## Your task
Set down exactly the lines running from the line with "OCR this image." to the end of the listing below, both ends included.
>> begin
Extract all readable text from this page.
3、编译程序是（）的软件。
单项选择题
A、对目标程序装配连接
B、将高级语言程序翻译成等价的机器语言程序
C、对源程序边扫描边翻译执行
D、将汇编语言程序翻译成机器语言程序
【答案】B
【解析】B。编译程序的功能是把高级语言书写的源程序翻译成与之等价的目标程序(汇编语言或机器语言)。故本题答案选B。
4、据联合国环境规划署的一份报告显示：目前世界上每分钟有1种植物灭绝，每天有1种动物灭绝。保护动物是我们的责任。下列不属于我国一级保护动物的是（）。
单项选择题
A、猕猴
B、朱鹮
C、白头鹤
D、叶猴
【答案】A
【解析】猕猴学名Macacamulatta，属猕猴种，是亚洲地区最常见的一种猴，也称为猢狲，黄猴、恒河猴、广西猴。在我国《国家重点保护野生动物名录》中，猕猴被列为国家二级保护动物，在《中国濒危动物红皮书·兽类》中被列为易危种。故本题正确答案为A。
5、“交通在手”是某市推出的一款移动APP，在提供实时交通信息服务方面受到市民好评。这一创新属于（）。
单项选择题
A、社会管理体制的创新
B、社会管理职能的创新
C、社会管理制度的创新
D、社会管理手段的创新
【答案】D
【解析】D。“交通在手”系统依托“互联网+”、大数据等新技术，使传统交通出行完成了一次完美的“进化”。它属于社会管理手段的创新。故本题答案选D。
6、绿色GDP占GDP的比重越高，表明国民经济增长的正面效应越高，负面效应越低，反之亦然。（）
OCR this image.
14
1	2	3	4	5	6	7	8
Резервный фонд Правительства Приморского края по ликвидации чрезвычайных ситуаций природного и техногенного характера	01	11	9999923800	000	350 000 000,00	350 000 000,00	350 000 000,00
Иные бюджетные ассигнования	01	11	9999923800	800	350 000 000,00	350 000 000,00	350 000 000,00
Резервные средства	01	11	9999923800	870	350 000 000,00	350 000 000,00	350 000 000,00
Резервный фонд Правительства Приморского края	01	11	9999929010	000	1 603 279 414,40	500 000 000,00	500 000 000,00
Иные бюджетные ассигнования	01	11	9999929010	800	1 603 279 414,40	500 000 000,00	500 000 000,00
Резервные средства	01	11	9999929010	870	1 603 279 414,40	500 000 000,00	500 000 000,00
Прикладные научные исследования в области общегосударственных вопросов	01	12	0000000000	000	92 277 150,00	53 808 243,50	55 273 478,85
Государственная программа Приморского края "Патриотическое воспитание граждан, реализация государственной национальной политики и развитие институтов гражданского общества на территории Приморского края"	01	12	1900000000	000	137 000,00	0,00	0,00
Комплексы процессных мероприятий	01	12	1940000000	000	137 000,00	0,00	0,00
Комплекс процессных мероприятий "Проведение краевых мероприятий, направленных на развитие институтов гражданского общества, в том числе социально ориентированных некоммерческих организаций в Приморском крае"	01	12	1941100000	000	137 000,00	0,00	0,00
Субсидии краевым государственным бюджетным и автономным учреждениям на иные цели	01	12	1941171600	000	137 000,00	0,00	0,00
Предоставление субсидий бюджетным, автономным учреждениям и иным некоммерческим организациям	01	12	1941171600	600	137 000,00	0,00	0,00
>> end
## Right answer
OCR this image.
14
1	2	3	4	5	6	7	8
Резервный фонд Правительства Приморского края по ликвидации чрезвычайных ситуаций природного и техногенного характера	01	11	9999923800	000	350 000 000,00	350 000 000,00	350 000 000,00
Иные бюджетные ассигнования	01	11	9999923800	800	350 000 000,00	350 000 000,00	350 000 000,00
Резервные средства	01	11	9999923800	870	350 000 000,00	350 000 000,00	350 000 000,00
Резервный фонд Правительства Приморского края	01	11	9999929010	000	1 603 279 414,40	500 000 000,00	500 000 000,00
Иные бюджетные ассигнования	01	11	9999929010	800	1 603 279 414,40	500 000 000,00	500 000 000,00
Резервные средства	01	11	9999929010	870	1 603 279 414,40	500 000 000,00	500 000 000,00
Прикладные научные исследования в области общегосударственных вопросов	01	12	0000000000	000	92 277 150,00	53 808 243,50	55 273 478,85
Государственная программа Приморского края "Патриотическое воспитание граждан, реализация государственной национальной политики и развитие институтов гражданского общества на территории Приморского края"	01	12	1900000000	000	137 000,00	0,00	0,00
Комплексы процессных мероприятий	01	12	1940000000	000	137 000,00	0,00	0,00
Комплекс процессных мероприятий "Проведение краевых мероприятий, направленных на развитие институтов гражданского общества, в том числе социально ориентированных некоммерческих организаций в Приморском крае"	01	12	1941100000	000	137 000,00	0,00	0,00
Субсидии краевым государственным бюджетным и автономным учреждениям на иные цели	01	12	1941171600	000	137 000,00	0,00	0,00
Предоставление субсидий бюджетным, автономным учреждениям и иным некоммерческим организациям	01	12	1941171600	600	137 000,00	0,00	0,00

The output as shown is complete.